▸ Description of the task:
Take every line from the listing below that contains "title".

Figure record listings

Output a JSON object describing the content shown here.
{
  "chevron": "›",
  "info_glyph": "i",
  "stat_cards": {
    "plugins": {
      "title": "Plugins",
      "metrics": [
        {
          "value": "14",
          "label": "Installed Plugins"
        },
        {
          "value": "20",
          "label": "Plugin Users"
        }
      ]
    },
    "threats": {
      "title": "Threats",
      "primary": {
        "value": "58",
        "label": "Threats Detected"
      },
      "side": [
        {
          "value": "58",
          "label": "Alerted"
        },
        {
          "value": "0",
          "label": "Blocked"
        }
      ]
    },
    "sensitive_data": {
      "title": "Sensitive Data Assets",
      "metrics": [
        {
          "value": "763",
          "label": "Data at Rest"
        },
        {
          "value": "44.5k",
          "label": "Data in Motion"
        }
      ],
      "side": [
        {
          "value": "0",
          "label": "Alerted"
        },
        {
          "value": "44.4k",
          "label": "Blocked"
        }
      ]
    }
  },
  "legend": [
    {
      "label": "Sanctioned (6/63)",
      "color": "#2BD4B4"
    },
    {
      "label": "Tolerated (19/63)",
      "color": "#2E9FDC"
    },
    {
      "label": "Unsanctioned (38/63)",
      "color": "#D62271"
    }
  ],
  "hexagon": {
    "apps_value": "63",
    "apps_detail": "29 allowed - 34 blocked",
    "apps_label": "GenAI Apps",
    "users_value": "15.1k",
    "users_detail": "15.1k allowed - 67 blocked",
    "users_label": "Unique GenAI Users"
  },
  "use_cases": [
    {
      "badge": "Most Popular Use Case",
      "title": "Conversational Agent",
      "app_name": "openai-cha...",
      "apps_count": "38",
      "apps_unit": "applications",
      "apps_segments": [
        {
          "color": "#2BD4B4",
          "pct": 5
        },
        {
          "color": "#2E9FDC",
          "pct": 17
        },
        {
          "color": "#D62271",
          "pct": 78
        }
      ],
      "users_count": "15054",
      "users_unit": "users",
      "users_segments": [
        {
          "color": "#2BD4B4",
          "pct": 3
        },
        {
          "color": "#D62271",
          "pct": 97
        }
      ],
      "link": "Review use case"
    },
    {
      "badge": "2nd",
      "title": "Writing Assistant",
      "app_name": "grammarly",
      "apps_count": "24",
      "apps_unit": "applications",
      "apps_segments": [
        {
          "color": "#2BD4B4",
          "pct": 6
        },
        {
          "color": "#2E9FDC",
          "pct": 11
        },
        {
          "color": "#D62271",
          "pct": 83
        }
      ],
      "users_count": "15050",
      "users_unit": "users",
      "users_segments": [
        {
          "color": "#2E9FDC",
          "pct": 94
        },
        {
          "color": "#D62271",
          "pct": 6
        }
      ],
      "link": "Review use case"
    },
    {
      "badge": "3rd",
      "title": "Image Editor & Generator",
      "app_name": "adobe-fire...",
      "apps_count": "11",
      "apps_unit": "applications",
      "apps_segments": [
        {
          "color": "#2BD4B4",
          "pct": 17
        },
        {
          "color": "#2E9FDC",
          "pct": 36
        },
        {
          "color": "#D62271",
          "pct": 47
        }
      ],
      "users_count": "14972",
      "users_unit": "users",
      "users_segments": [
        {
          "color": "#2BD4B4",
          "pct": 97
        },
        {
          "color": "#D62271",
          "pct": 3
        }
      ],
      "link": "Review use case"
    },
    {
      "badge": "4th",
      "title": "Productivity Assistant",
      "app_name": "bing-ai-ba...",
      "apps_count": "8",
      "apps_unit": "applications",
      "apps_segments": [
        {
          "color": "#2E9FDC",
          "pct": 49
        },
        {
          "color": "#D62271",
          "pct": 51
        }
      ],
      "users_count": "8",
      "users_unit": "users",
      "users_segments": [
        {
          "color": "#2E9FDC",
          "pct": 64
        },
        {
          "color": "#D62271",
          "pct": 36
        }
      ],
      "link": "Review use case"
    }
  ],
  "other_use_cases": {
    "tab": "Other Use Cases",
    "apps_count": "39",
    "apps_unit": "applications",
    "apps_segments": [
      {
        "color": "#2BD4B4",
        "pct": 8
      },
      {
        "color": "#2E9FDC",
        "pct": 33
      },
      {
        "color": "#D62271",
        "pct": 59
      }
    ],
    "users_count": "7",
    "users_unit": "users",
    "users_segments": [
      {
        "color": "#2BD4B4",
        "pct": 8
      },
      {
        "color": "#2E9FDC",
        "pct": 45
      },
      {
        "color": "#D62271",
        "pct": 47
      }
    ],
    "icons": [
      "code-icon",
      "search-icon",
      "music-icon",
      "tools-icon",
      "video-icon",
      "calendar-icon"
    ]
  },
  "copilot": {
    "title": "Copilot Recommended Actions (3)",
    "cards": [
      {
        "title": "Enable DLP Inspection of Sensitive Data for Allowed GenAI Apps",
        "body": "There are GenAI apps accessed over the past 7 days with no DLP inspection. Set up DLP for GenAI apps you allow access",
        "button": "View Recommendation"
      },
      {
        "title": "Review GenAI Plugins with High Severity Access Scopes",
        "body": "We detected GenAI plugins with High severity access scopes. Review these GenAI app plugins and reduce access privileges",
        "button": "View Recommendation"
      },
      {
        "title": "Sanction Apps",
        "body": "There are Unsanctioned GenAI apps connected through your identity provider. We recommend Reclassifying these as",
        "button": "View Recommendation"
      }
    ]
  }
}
==
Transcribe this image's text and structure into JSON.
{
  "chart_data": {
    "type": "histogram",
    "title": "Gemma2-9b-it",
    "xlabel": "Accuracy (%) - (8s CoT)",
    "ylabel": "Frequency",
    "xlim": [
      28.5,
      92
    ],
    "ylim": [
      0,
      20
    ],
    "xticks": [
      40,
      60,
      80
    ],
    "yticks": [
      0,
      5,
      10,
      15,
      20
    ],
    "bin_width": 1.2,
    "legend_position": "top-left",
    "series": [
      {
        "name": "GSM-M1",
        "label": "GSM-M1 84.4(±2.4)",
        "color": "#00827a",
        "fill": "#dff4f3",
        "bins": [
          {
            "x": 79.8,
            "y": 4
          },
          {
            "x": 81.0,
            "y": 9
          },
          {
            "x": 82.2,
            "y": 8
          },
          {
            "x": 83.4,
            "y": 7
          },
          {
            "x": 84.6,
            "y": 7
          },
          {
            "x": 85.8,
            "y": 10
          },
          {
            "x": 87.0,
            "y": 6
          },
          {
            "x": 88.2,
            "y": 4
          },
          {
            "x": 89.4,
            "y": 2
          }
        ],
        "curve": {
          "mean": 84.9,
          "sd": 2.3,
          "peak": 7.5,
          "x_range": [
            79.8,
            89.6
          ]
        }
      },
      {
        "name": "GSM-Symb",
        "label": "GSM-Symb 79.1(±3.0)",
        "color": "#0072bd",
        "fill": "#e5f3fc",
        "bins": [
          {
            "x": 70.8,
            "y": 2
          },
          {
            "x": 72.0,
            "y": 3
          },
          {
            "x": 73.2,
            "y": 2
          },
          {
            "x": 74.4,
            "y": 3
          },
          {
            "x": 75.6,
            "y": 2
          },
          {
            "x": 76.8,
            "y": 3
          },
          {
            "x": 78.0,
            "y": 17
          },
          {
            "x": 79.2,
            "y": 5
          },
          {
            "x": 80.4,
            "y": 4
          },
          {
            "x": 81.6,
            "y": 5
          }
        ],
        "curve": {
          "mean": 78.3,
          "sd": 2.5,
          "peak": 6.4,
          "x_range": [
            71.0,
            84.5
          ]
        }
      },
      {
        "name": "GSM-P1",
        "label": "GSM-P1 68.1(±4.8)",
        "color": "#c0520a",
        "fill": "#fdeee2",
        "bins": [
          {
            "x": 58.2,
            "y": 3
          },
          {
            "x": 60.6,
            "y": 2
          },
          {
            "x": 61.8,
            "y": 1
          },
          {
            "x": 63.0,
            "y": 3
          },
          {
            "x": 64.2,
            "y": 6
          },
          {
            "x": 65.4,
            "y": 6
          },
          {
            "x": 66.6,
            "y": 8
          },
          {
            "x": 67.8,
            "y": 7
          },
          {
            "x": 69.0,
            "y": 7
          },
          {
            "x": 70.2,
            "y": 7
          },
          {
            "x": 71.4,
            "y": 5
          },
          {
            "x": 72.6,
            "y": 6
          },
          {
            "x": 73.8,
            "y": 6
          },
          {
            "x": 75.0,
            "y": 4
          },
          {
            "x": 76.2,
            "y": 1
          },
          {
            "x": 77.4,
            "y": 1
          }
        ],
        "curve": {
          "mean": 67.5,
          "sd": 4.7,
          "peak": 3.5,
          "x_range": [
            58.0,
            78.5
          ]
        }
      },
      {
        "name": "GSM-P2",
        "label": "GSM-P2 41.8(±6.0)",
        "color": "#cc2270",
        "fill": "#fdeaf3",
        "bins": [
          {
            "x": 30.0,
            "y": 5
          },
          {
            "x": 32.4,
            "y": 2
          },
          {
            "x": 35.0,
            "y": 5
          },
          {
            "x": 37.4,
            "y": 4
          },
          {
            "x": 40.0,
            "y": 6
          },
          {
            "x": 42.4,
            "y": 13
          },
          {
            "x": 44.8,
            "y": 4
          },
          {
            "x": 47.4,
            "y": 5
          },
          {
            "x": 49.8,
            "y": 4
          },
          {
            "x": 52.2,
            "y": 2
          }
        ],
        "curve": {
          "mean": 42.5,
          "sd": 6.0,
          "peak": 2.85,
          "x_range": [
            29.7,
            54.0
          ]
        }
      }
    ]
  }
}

▸ Answer to this task:
      "title": "Plugins",
      "title": "Threats",
      "title": "Sensitive Data Assets",
      "title": "Conversational Agent",
      "title": "Writing Assistant",
      "title": "Image Editor & Generator",
      "title": "Productivity Assistant",
    "title": "Copilot Recommended Actions (3)",
        "title": "Enable DLP Inspection of Sensitive Data for Allowed GenAI Apps",
        "title": "Review GenAI Plugins with High Severity Access Scopes",
        "title": "Sanction Apps",
    "title": "Gemma2-9b-it",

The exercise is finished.